*Текст страницы*:
Возражения на этот приговор не последовало. Казаки были равнодушны к осуждению той идеологии, которой они не понимали. Казачьи политические деятели робко спрятались в кусты. В Ронсевальской долине не прозвучало даже Роландова рога, потому что казачество имело певцов и имело воинов, но не имело проникнутых казачьей идеологией и в то же время сильных духом вождей. Хрупкое создание поэтической фантазии, Тихий Дон, Вольная Кубань, Шумный Терек, быстро рассыпались в пыль в соприкосновении с прозою реальной жизни, и даже некому было оплакать смерть красивой казачьей мечты.
За границей, пройдя крестный путь трудовой жизни, казачество опять воскресло, но осознав себя не как этническую особь, или как особый класс, а лишь частью великого трудового класса русского крестьянства. Такую современную роль выковали для казачества не большевики, а весь ход русской истории. Большевики только подвели итоги. Не признавая романтики и сокрушая классовые привилегии, эти величайшие практики не более как завершили длительный исторический процесс претворения казачества в простое крестьянство.
Долго еще блуждали по Крыму, а по загранице еще и по сейчас блуждают, как метеоры в безвоздушном пространстве, разные казачьи атаманы и политические деятели. Но это тени мертвеца. Атаманы давно стали адъютантами Врангеля, политические деятели — нахлебниками эс-эров, как пражские «возрожденцы», или Милюкога, как председатель донского войскового круга В. А. Харламов[26]. Эс-эры всегда усердно зазывали казаков под свою фирму. В конце концов группа безработных деятелей «союза возрождения казачества», во главе с председателем Терского войскового круга Г.Ф. Фальчиковым, соединила с ними свою судьбу.

*Рабочие задания*:
(a) Кто, согласно тексту о судьбе казачества, возглавлял группу «союза возрождения казачества», соединившую свою судьбу с эсерами?
(b) Продолжите, пожалуйста, текст о судьбе казачества, начиная сразу после его последнего предложения.

*Предоставленные материалы*:
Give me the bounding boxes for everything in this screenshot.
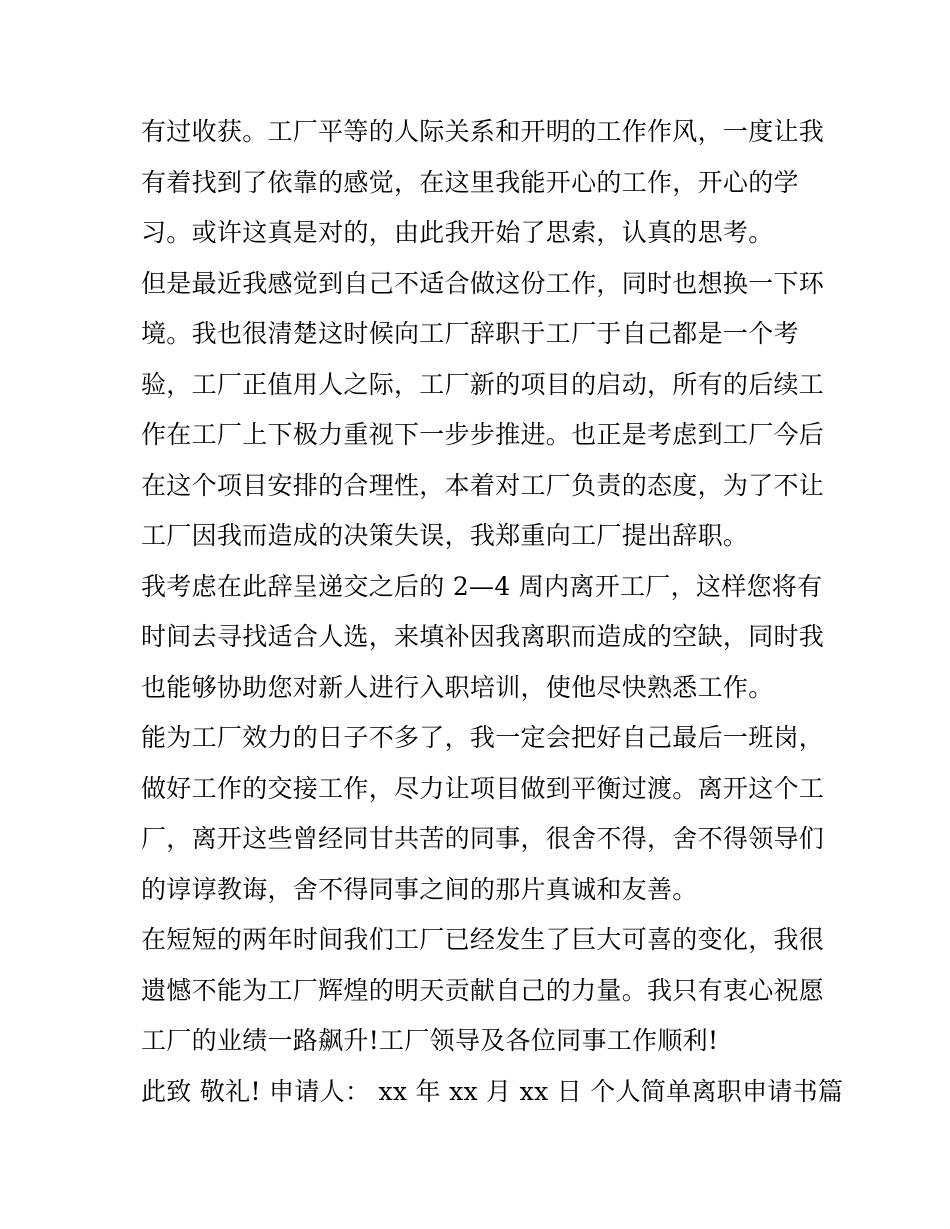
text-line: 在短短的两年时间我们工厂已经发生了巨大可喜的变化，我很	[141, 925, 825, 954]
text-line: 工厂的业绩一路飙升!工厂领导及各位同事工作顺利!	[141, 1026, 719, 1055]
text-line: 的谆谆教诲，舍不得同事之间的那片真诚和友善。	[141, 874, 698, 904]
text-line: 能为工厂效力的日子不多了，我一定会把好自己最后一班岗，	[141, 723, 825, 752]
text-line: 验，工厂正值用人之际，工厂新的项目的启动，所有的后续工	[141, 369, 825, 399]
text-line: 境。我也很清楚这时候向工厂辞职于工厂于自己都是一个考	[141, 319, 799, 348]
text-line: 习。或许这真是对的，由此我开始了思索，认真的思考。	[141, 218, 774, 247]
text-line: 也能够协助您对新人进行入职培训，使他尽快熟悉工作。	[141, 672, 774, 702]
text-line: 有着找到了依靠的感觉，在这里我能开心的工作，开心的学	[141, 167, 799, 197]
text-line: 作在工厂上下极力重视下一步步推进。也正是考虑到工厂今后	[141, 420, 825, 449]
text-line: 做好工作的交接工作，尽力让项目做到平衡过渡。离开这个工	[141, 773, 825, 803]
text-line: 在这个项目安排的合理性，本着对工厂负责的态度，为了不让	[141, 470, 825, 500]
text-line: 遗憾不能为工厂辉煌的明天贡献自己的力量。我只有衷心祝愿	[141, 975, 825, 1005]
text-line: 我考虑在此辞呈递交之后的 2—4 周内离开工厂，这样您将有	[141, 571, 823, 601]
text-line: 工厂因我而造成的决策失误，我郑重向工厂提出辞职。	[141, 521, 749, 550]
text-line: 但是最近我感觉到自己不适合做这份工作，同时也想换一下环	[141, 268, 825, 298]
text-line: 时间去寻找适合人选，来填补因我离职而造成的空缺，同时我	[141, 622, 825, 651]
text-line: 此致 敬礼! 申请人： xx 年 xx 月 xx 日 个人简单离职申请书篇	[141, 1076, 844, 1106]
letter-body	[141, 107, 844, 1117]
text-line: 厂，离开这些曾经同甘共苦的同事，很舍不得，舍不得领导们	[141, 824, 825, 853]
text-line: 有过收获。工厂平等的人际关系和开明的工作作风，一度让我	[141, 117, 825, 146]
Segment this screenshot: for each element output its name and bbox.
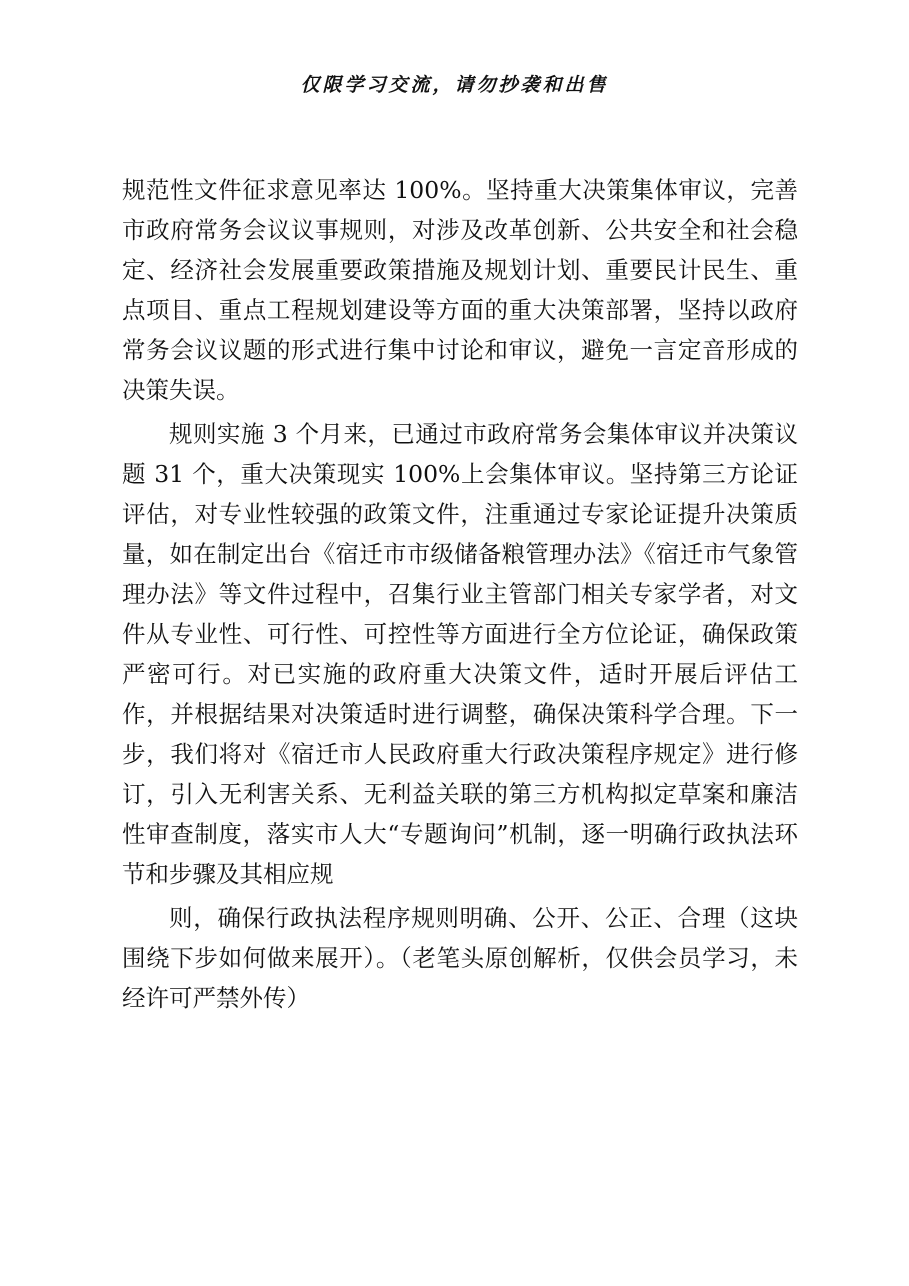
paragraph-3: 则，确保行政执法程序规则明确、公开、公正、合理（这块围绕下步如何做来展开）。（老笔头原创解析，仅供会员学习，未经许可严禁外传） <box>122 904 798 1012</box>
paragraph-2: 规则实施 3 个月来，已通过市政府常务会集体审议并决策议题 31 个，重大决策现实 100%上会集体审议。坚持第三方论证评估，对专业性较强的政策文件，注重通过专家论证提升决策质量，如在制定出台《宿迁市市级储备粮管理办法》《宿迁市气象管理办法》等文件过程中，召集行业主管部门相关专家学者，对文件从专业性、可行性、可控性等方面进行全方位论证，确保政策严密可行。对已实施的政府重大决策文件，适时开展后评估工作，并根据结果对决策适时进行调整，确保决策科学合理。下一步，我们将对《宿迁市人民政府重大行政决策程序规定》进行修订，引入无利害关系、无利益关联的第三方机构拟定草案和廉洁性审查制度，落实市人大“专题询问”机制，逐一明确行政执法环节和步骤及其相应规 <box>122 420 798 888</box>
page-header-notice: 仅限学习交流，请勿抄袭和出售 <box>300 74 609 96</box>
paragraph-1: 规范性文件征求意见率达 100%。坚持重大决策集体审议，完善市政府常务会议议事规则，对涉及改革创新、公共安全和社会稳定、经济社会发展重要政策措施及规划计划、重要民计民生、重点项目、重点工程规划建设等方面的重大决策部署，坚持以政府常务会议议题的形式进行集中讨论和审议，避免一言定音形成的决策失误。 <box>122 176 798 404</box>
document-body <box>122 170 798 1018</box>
---
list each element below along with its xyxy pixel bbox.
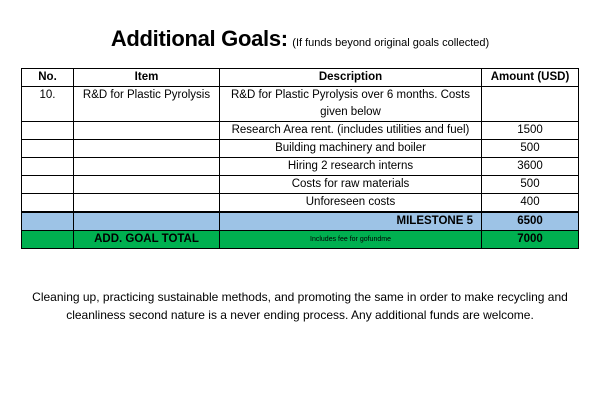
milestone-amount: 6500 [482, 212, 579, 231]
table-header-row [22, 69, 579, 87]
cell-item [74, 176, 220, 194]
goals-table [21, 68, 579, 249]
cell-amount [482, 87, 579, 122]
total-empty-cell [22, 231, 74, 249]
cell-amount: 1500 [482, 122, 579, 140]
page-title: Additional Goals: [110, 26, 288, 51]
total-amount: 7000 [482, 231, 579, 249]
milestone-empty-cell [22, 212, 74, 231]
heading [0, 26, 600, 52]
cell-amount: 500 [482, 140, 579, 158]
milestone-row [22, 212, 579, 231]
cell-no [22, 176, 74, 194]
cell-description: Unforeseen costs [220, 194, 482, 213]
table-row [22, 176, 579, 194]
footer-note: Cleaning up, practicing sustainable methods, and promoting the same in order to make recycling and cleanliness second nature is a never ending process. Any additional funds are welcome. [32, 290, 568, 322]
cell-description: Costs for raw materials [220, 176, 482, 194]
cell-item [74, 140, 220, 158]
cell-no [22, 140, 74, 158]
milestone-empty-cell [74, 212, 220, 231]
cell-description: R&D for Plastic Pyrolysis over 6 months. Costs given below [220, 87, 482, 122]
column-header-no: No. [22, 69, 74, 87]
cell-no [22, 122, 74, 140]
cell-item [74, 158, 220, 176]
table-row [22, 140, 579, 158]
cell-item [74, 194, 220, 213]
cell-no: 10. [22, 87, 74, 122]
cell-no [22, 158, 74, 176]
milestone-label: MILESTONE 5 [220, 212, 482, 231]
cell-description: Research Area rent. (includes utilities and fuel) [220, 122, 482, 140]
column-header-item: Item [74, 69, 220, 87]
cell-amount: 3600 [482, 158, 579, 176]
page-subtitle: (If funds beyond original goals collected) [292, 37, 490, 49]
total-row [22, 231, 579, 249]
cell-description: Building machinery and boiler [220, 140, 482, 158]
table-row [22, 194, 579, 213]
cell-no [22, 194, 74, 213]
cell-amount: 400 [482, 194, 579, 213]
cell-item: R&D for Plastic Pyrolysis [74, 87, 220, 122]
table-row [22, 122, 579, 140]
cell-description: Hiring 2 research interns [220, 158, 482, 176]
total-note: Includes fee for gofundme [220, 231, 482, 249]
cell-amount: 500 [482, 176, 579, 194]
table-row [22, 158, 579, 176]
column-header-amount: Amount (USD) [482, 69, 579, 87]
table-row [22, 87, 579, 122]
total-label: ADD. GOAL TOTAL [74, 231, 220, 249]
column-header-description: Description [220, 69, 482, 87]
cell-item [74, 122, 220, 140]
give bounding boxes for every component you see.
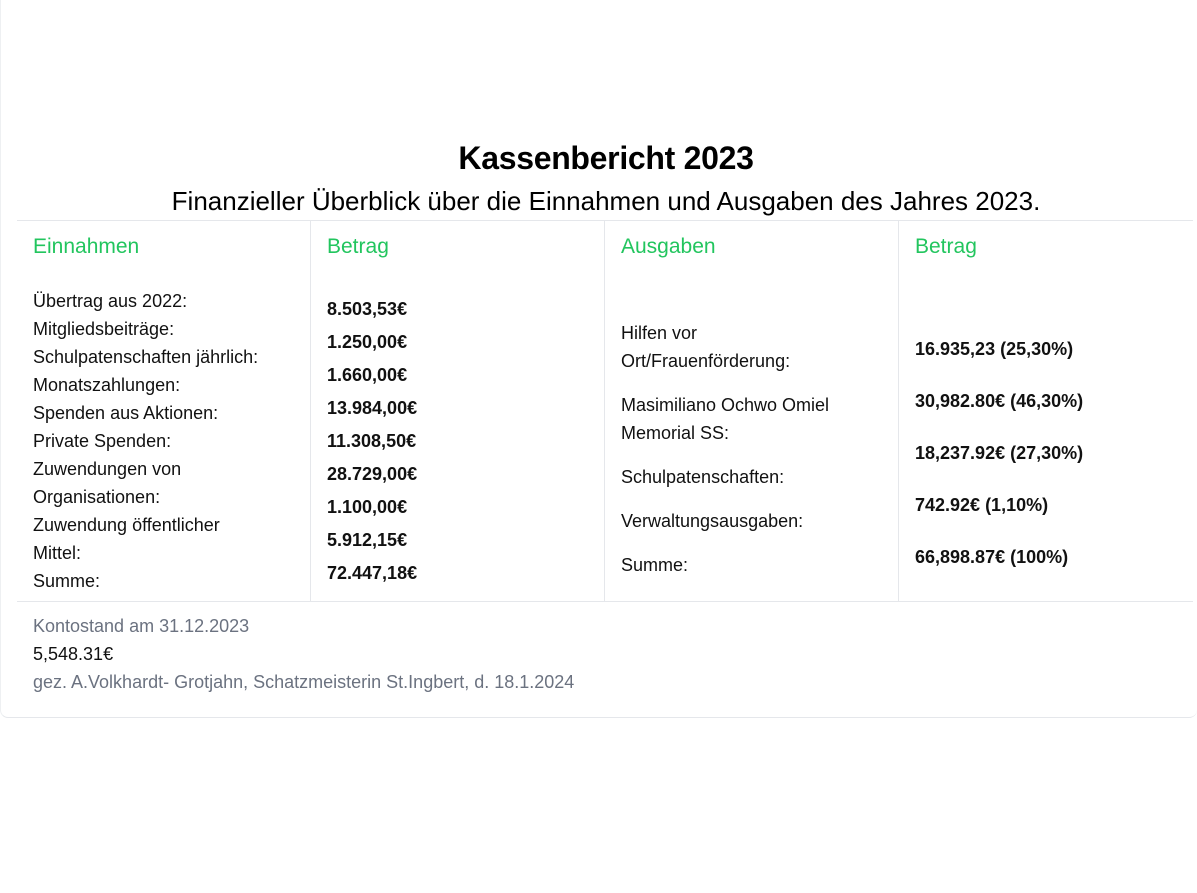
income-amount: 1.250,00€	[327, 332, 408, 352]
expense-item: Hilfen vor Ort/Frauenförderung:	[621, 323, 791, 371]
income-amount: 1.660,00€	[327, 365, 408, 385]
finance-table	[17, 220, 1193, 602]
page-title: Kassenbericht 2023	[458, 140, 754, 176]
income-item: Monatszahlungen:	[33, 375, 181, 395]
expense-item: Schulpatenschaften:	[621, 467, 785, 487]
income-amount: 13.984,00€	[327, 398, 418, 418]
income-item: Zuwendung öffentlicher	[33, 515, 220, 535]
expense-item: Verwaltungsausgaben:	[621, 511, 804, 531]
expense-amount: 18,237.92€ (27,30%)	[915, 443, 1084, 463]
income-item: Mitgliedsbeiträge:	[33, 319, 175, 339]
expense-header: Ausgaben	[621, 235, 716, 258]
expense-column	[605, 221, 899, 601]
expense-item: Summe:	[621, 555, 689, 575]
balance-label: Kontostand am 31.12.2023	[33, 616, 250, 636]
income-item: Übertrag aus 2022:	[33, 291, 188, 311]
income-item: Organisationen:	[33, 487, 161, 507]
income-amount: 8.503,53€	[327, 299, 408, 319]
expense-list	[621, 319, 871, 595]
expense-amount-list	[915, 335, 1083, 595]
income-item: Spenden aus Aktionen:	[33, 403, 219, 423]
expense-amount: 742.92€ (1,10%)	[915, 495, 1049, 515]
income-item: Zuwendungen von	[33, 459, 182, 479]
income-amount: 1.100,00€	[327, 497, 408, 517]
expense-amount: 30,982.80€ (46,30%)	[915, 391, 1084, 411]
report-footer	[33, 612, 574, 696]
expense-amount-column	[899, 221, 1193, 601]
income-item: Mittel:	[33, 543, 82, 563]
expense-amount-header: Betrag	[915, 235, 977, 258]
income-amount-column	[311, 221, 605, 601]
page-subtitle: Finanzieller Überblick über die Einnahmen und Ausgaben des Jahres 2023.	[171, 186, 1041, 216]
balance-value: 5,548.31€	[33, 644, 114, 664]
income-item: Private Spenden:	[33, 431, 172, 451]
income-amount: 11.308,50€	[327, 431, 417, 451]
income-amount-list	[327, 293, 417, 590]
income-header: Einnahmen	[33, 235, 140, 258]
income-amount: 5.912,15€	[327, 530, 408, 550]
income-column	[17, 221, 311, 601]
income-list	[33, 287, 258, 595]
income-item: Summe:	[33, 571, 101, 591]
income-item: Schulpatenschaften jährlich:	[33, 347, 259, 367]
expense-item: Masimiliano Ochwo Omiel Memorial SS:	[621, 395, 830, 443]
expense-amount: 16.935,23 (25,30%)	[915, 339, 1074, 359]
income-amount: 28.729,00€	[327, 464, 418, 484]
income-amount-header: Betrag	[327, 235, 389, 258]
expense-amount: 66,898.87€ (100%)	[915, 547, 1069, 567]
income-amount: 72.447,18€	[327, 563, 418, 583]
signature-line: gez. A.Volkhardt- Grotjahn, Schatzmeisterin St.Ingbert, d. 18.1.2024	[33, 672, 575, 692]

*Ответы по порядку*:
(a) Председатель Терского войскового круга Г.Ф. Фальчиков.

(b)
Остается сказать несколько слов о героях процесса.
Генералы Сидорин и Кельчевский вскоре после конфирмации приговора уехали за границу, где они долгое время служили мишенью для выпадов черносотенцев, которые так и титуловали их «каторжниками». Хотя в 1921 году эс-эры вызывали ген. Сидорина в Париж на свое совещание, в качестве эксперта по казачьим делам, но на эмигрантском горизонте звезда бывшего донского командарма никогда не всходила высоко. Кельчевский занялся своей любимой научной работой, написал несколько брошюр по военным вопросам и умер в 1923 году, в г. Берлине, редактируя военный журнал «Война и Мир».
Главный виновник сидоринского процесса, граф Дю-Шайла, долго еще томился в заключении. Осенью, когда он выздоровел, его дело уже потеряло свою остроту. Его предали севастопольскому военно-морскому суду по обвинению в разлагающей войска пропаганде (129 ст. Угол. Улож.), а не в государственной измене. Саморанение спасло его от предания военно-полевому суду и неминуемого расстрела, время — от обвинения, влекущего расстрел, а военно-морской суд, под председательством молодого судьи, честного полк. В. В. Горо- дысского, его и вовсе оправдал. Ген. Селецкий в это время отсутствовал, и Ронжин не мог выпустить его на этот процесс. В «нормальном» же военном суде не все юристы походили на Селецкого.
Получился неслыханный скандал для «правосудия в войсках ген. Врангеля». Донских вождей присудили к каторжным работам за то, что они допустили преступную агитацию газеты «Донской Вестник», а теперь оказалось, что тот же военно-морской суд, но в другом составе, признал эту агитацию не преступной.
Ген. Ронжин рвал и метал. Полк. Городысскому он перестал подавать руку. Прокурору военно-морского суда было предписано подать кассационный протест. Но в дело французского графа Дю-Шайла вмешался резидент Франции при Врангеле, другой французский граф де-Мартейль, и прокурорский протест, как некогда кассационная жалоба Сидорина и Кельчевского, был взят обратно из главного воен. и воен. — морского суда.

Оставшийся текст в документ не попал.